─── Records to process ───

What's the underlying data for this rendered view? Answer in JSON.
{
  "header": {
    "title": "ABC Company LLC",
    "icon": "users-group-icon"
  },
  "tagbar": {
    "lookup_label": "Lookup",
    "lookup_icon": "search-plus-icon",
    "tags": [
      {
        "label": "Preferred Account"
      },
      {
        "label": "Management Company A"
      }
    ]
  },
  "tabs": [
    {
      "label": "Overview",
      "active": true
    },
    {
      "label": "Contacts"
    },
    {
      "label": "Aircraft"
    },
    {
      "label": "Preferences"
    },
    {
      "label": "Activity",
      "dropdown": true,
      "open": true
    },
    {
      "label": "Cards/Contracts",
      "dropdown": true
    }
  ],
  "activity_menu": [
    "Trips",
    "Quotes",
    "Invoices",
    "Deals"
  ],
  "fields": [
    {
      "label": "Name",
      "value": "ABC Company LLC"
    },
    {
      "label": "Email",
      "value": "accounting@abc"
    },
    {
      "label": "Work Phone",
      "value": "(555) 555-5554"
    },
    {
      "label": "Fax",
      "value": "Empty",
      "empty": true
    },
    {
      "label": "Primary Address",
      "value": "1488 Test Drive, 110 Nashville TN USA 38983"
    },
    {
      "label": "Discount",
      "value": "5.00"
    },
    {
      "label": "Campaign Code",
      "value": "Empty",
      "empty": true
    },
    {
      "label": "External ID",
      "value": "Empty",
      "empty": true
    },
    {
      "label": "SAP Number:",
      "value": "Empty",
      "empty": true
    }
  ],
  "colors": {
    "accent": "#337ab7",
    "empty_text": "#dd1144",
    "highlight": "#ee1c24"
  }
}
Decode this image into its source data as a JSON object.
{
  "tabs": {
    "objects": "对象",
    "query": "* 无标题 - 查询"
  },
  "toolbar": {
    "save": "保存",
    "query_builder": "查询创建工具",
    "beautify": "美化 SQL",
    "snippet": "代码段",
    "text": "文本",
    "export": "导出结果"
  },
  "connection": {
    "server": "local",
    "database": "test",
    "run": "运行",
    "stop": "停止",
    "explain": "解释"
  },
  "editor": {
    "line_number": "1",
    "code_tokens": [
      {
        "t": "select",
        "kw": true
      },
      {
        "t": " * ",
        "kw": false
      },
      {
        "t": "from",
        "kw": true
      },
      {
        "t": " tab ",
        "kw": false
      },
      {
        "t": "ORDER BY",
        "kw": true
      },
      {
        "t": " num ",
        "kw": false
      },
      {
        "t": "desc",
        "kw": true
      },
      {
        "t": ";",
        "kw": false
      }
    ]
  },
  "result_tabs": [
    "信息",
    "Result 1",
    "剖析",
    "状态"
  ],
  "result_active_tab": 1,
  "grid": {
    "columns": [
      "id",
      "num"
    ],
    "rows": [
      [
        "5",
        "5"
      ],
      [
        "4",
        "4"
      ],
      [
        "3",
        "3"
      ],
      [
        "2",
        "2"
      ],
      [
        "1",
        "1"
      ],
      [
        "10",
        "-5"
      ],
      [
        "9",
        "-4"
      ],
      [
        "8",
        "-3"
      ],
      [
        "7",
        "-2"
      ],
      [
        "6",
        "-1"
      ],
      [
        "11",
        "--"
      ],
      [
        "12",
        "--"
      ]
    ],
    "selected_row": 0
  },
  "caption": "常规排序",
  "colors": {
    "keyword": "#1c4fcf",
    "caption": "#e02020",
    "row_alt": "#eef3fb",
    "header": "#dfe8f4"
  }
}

───

### Exercise directions:
The listing above should be transcribed in full, exactly as written.

### Problem solution:
What's the underlying data for this rendered view? Answer in JSON.
{
  "header": {
    "title": "ABC Company LLC",
    "icon": "users-group-icon"
  },
  "tagbar": {
    "lookup_label": "Lookup",
    "lookup_icon": "search-plus-icon",
    "tags": [
      {
        "label": "Preferred Account"
      },
      {
        "label": "Management Company A"
      }
    ]
  },
  "tabs": [
    {
      "label": "Overview",
      "active": true
    },
    {
      "label": "Contacts"
    },
    {
      "label": "Aircraft"
    },
    {
      "label": "Preferences"
    },
    {
      "label": "Activity",
      "dropdown": true,
      "open": true
    },
    {
      "label": "Cards/Contracts",
      "dropdown": true
    }
  ],
  "activity_menu": [
    "Trips",
    "Quotes",
    "Invoices",
    "Deals"
  ],
  "fields": [
    {
      "label": "Name",
      "value": "ABC Company LLC"
    },
    {
      "label": "Email",
      "value": "accounting@abc"
    },
    {
      "label": "Work Phone",
      "value": "(555) 555-5554"
    },
    {
      "label": "Fax",
      "value": "Empty",
      "empty": true
    },
    {
      "label": "Primary Address",
      "value": "1488 Test Drive, 110 Nashville TN USA 38983"
    },
    {
      "label": "Discount",
      "value": "5.00"
    },
    {
      "label": "Campaign Code",
      "value": "Empty",
      "empty": true
    },
    {
      "label": "External ID",
      "value": "Empty",
      "empty": true
    },
    {
      "label": "SAP Number:",
      "value": "Empty",
      "empty": true
    }
  ],
  "colors": {
    "accent": "#337ab7",
    "empty_text": "#dd1144",
    "highlight": "#ee1c24"
  }
}
Decode this image into its source data as a JSON object.
{
  "tabs": {
    "objects": "对象",
    "query": "* 无标题 - 查询"
  },
  "toolbar": {
    "save": "保存",
    "query_builder": "查询创建工具",
    "beautify": "美化 SQL",
    "snippet": "代码段",
    "text": "文本",
    "export": "导出结果"
  },
  "connection": {
    "server": "local",
    "database": "test",
    "run": "运行",
    "stop": "停止",
    "explain": "解释"
  },
  "editor": {
    "line_number": "1",
    "code_tokens": [
      {
        "t": "select",
        "kw": true
      },
      {
        "t": " * ",
        "kw": false
      },
      {
        "t": "from",
        "kw": true
      },
      {
        "t": " tab ",
        "kw": false
      },
      {
        "t": "ORDER BY",
        "kw": true
      },
      {
        "t": " num ",
        "kw": false
      },
      {
        "t": "desc",
        "kw": true
      },
      {
        "t": ";",
        "kw": false
      }
    ]
  },
  "result_tabs": [
    "信息",
    "Result 1",
    "剖析",
    "状态"
  ],
  "result_active_tab": 1,
  "grid": {
    "columns": [
      "id",
      "num"
    ],
    "rows": [
      [
        "5",
        "5"
      ],
      [
        "4",
        "4"
      ],
      [
        "3",
        "3"
      ],
      [
        "2",
        "2"
      ],
      [
        "1",
        "1"
      ],
      [
        "10",
        "-5"
      ],
      [
        "9",
        "-4"
      ],
      [
        "8",
        "-3"
      ],
      [
        "7",
        "-2"
      ],
      [
        "6",
        "-1"
      ],
      [
        "11",
        "--"
      ],
      [
        "12",
        "--"
      ]
    ],
    "selected_row": 0
  },
  "caption": "常规排序",
  "colors": {
    "keyword": "#1c4fcf",
    "caption": "#e02020",
    "row_alt": "#eef3fb",
    "header": "#dfe8f4"
  }
}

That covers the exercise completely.